### Document excerpt
HackRU Interviews: Heman Gandhi
This spring, HackRU Marketing interviewed members of our organizing team about their experiences with HackRU and hackathons in general!
Here, we interviewed Heman Gandhi, who’s on HackRU’s Research & Development team this spring.
How are you involved with HackRU?
I am one of the RnD directors.
RnD is the dev team for HackRU. We made the QR system and maintain the mobile apps, the mentorship system — helpq, and online judging. I have had the fortune of managing these projects and maintaining the common backend they all use.
How did you first become involved with HackRU?
I was a sponsorship organizer for HackRU Spring 2016.
Describe a memorable experience with HackRU.
During my first HackRU, at the RAC, I went up and saw the scale of the event — you could see all 800 attendees. This inspired me to continue.
What’s an interesting project/idea that you saw hackers working on during HackRU?
Some guys tried to make a hologram. There were a bunch of “I used Arduinos so that you can track how noisy rooms are” projects that I liked. There was also this one bot that produced different braille characters — that was really cool.

### Provided material
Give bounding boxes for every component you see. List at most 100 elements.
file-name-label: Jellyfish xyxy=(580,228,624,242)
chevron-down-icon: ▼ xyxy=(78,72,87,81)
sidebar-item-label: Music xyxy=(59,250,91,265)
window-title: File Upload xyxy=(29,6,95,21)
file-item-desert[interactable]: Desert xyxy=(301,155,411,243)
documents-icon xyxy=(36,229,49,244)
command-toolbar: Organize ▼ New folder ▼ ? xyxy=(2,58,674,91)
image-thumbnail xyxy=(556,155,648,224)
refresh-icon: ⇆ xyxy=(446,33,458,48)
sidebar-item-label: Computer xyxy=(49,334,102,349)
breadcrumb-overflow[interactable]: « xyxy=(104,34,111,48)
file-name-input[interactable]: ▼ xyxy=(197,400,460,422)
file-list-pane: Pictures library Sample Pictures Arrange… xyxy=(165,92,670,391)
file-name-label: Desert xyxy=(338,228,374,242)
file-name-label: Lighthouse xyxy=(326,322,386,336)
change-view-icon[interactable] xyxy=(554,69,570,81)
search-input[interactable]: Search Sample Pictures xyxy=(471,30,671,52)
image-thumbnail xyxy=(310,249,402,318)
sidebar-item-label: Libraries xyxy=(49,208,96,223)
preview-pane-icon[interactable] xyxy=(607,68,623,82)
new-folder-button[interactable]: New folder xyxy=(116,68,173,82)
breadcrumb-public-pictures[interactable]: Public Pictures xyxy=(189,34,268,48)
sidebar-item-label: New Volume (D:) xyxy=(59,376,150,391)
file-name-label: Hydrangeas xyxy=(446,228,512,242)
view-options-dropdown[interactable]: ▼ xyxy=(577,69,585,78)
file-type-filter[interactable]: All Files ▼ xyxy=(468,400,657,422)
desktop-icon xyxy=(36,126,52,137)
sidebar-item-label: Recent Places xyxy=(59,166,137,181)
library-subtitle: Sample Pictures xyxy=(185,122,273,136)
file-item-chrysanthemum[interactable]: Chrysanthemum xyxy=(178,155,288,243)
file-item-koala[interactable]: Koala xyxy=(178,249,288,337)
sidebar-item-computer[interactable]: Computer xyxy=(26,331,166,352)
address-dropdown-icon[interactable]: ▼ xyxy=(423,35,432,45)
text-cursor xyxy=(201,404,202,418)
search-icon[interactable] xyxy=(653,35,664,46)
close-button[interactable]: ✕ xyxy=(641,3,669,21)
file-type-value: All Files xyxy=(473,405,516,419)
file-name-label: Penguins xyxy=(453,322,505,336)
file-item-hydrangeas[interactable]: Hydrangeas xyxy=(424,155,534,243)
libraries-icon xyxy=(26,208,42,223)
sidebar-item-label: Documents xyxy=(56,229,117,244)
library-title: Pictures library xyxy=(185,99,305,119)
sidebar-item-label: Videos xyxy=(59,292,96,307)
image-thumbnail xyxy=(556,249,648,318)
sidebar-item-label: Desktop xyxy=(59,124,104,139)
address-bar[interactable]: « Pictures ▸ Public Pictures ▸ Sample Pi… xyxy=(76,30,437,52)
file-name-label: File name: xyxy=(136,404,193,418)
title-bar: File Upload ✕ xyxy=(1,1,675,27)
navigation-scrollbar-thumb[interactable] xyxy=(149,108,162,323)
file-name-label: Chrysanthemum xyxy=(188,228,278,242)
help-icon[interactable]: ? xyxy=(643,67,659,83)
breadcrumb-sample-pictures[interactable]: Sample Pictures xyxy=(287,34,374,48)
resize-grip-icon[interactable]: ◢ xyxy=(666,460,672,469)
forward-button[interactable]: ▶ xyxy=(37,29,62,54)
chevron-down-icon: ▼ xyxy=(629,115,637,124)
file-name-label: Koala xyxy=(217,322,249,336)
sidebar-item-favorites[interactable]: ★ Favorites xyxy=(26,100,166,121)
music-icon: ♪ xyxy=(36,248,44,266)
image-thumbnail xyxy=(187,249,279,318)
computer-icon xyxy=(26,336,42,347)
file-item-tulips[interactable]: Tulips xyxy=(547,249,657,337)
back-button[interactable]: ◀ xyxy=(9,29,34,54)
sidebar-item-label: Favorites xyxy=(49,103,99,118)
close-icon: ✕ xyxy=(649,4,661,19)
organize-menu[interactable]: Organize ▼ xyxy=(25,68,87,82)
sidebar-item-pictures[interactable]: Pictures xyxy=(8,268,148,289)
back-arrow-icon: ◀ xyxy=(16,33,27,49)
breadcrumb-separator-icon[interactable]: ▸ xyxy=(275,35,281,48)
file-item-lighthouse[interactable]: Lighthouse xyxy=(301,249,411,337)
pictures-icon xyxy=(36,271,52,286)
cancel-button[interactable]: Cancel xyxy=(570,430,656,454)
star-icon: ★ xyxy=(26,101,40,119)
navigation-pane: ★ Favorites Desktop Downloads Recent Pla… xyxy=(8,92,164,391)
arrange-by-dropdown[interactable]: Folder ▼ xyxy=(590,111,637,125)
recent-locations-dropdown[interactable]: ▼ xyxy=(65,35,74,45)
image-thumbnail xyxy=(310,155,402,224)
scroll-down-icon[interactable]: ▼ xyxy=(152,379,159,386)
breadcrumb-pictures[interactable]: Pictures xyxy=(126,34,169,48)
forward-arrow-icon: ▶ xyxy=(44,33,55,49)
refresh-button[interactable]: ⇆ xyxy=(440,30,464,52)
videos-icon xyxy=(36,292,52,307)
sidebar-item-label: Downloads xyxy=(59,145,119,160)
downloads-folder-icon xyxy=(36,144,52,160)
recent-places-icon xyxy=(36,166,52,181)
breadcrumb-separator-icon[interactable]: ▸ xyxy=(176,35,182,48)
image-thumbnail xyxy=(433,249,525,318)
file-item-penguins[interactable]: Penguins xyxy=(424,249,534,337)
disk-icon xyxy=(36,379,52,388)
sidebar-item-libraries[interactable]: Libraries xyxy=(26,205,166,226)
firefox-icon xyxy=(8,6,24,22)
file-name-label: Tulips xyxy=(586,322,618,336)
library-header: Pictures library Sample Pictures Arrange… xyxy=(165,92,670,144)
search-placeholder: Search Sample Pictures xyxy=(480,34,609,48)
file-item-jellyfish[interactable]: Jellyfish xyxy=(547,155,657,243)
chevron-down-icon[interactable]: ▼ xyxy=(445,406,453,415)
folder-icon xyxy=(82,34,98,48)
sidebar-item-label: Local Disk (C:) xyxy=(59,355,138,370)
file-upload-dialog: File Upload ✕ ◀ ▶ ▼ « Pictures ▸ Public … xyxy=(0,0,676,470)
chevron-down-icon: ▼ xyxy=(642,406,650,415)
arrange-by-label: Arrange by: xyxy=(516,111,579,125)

### About this task
From the HackRU interview, output word for word the passage that begins with the words containing "I am one of" and ends with "was really cool.".

### Exercise output
I am one of the RnD directors.
RnD is the dev team for HackRU. We made the QR system and maintain the mobile apps, the mentorship system — helpq, and online judging. I have had the fortune of managing these projects and maintaining the common backend they all use.
How did you first become involved with HackRU?
I was a sponsorship organizer for HackRU Spring 2016.
Describe a memorable experience with HackRU.
During my first HackRU, at the RAC, I went up and saw the scale of the event — you could see all 800 attendees. This inspired me to continue.
What’s an interesting project/idea that you saw hackers working on during HackRU?
Some guys tried to make a hologram. There were a bunch of “I used Arduinos so that you can track how noisy rooms are” projects that I liked. There was also this one bot that produced different braille characters — that was really cool.